Start of Dataset
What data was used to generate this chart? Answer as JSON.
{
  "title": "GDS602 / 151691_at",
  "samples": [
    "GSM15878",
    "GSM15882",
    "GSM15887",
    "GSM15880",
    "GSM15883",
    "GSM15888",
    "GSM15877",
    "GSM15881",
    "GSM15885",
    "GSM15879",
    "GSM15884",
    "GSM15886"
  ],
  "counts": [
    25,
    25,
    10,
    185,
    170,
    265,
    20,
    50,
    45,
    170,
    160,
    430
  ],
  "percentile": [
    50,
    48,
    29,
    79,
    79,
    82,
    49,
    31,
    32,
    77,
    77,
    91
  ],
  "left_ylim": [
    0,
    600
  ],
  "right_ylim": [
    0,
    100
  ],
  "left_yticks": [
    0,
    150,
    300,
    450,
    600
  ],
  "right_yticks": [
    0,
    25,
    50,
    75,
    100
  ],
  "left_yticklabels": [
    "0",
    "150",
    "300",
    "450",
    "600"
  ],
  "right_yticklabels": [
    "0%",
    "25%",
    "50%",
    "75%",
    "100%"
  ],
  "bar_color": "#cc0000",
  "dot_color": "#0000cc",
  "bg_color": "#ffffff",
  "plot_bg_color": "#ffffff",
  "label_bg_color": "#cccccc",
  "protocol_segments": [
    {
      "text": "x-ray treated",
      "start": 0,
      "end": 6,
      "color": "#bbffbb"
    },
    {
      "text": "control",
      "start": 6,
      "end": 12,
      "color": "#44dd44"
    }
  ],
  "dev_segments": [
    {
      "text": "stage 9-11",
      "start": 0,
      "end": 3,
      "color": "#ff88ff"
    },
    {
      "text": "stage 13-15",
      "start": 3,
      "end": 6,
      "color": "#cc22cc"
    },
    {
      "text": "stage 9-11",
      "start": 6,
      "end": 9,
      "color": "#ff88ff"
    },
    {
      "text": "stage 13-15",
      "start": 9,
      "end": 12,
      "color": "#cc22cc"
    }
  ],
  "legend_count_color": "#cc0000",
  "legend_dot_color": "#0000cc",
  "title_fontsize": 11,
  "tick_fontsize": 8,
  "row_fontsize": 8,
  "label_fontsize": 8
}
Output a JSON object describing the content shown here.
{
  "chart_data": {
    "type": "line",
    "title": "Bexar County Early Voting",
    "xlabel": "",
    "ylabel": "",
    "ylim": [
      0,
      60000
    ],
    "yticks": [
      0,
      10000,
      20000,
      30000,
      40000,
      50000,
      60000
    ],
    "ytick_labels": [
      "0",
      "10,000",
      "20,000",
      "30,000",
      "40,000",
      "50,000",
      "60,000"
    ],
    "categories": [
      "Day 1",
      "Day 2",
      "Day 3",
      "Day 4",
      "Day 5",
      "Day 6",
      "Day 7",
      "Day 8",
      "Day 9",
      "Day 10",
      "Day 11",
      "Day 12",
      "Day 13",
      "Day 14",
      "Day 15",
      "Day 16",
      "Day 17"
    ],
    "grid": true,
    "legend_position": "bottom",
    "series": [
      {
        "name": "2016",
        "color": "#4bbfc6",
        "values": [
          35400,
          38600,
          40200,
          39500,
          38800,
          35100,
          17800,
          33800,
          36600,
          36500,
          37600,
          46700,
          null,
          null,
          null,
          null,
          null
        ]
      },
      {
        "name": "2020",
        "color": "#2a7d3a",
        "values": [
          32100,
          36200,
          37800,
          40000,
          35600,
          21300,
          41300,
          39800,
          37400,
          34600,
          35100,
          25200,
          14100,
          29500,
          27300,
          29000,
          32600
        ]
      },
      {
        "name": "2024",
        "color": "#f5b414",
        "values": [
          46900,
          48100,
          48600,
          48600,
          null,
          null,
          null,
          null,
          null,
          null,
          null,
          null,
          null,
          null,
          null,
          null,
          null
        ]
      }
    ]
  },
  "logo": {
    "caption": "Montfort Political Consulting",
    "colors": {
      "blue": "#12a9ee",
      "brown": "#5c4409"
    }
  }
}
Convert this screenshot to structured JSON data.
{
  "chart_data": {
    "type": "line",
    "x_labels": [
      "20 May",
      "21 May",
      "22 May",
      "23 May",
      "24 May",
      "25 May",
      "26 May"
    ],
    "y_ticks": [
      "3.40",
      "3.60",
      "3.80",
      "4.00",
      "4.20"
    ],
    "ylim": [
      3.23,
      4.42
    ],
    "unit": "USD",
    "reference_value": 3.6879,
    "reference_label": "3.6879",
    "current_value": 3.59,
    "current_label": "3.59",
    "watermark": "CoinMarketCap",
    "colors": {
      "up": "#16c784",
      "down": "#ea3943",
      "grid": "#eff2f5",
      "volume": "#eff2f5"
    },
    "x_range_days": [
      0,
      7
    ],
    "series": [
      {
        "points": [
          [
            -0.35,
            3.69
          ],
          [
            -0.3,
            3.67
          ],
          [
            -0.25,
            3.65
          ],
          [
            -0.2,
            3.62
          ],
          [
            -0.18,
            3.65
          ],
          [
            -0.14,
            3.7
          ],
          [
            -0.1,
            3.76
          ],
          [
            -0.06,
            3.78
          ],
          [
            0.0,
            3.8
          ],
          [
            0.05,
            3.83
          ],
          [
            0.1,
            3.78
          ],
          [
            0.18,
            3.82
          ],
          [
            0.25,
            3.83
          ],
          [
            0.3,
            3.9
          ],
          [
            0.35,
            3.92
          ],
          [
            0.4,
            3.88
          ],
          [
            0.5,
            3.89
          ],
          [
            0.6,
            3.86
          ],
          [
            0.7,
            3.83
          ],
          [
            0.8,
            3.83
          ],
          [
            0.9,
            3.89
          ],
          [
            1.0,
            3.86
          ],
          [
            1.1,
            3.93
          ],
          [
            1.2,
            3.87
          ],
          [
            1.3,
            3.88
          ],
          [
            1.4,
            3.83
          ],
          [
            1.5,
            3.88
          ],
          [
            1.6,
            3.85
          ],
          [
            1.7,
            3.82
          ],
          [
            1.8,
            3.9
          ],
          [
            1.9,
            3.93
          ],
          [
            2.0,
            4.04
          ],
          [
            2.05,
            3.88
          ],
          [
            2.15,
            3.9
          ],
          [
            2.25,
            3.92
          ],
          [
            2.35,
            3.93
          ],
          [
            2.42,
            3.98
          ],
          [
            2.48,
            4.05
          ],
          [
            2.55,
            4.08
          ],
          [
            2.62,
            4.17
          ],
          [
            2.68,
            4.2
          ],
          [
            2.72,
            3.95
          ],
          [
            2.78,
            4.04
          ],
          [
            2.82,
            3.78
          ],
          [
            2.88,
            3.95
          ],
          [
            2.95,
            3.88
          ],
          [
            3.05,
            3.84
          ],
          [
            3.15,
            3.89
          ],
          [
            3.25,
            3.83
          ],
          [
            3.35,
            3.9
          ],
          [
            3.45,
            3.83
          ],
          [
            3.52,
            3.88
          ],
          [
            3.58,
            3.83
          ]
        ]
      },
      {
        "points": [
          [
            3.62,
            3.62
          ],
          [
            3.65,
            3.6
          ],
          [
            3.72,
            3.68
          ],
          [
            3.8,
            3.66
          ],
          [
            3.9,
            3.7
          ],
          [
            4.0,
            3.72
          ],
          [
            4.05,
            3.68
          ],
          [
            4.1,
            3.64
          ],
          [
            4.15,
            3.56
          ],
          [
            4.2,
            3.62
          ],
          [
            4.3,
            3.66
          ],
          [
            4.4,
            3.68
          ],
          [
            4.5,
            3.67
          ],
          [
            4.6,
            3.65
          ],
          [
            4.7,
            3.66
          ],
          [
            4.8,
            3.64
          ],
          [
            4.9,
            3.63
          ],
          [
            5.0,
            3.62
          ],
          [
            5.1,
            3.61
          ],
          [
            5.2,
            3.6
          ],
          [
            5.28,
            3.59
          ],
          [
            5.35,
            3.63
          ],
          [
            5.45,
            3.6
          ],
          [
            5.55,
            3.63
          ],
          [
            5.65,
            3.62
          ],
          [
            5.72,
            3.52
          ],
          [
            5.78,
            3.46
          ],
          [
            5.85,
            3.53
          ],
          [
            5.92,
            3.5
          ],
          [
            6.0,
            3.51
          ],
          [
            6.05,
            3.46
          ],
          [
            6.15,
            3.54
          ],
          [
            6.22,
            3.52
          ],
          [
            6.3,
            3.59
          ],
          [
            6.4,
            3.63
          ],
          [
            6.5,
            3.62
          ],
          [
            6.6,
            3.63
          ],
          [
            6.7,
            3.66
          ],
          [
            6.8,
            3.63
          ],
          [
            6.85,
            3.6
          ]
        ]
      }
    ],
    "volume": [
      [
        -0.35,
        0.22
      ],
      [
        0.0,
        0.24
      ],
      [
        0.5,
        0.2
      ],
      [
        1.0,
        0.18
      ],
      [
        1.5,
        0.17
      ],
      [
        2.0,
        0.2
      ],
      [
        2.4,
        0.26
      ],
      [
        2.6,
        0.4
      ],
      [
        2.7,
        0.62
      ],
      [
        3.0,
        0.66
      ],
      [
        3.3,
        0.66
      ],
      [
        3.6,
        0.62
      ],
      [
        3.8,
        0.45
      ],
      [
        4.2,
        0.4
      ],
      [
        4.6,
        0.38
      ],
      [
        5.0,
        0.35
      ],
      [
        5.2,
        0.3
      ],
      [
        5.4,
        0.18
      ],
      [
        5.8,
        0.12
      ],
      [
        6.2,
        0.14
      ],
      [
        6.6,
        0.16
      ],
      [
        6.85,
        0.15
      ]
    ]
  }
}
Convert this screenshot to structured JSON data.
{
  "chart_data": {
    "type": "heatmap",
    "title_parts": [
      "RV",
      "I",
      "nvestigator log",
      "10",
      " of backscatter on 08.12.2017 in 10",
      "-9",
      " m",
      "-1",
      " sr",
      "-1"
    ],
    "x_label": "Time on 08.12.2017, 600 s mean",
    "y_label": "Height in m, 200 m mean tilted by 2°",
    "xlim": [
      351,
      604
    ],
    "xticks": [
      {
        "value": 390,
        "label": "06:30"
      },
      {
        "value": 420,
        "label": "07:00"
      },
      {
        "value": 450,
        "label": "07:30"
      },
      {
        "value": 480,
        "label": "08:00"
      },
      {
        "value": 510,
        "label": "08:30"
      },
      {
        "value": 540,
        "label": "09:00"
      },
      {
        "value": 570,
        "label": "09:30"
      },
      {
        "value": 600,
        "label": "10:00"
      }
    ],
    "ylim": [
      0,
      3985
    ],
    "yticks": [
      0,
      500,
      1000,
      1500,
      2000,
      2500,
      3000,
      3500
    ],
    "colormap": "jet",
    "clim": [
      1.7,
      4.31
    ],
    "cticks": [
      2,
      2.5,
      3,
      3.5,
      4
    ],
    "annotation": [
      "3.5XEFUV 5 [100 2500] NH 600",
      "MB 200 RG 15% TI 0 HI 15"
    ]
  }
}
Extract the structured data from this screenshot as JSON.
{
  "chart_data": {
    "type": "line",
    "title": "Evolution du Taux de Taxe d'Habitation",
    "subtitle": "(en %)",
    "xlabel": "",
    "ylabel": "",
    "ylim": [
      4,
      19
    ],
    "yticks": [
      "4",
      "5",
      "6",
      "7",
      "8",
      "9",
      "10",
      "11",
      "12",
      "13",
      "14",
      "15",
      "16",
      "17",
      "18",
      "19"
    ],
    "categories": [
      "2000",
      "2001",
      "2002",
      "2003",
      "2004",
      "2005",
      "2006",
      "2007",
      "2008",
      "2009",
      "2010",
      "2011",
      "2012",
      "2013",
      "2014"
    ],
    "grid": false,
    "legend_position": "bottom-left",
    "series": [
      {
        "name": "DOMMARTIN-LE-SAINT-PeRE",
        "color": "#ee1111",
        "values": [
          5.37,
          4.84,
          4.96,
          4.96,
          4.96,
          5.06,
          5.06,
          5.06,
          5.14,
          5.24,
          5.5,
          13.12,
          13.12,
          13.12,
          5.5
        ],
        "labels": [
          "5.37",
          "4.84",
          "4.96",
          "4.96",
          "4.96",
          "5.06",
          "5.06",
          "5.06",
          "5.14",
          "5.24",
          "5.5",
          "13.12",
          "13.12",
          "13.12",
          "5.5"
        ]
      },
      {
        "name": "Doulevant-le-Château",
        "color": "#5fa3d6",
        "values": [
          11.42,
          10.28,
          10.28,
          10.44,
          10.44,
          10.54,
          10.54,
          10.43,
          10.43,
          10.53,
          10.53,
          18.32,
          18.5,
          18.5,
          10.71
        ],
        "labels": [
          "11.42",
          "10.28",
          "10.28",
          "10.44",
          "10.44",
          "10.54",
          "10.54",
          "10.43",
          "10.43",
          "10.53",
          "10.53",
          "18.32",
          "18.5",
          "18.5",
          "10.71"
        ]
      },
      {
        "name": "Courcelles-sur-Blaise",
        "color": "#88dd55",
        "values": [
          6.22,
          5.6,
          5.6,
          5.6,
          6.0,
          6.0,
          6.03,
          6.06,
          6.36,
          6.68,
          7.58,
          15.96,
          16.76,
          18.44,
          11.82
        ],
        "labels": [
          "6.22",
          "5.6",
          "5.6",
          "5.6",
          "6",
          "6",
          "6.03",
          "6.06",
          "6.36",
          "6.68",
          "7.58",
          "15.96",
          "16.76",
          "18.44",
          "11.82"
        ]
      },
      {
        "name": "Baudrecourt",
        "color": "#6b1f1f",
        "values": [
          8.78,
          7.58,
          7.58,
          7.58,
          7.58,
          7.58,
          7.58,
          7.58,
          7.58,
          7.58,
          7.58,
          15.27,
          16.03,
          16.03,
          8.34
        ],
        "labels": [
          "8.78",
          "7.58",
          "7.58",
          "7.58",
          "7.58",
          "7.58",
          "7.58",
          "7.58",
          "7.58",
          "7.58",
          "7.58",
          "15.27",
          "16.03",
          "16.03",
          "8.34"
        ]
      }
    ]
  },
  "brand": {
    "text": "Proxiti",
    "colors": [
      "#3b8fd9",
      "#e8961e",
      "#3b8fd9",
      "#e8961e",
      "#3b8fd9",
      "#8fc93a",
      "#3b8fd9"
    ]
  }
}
End of Dataset
> **Aim of the exercise**: From the entries above, list each line with "mean" in it.

> **Answer**:
    "x_label": "Time on 08.12.2017, 600 s mean",
    "y_label": "Height in m, 200 m mean tilted by 2°",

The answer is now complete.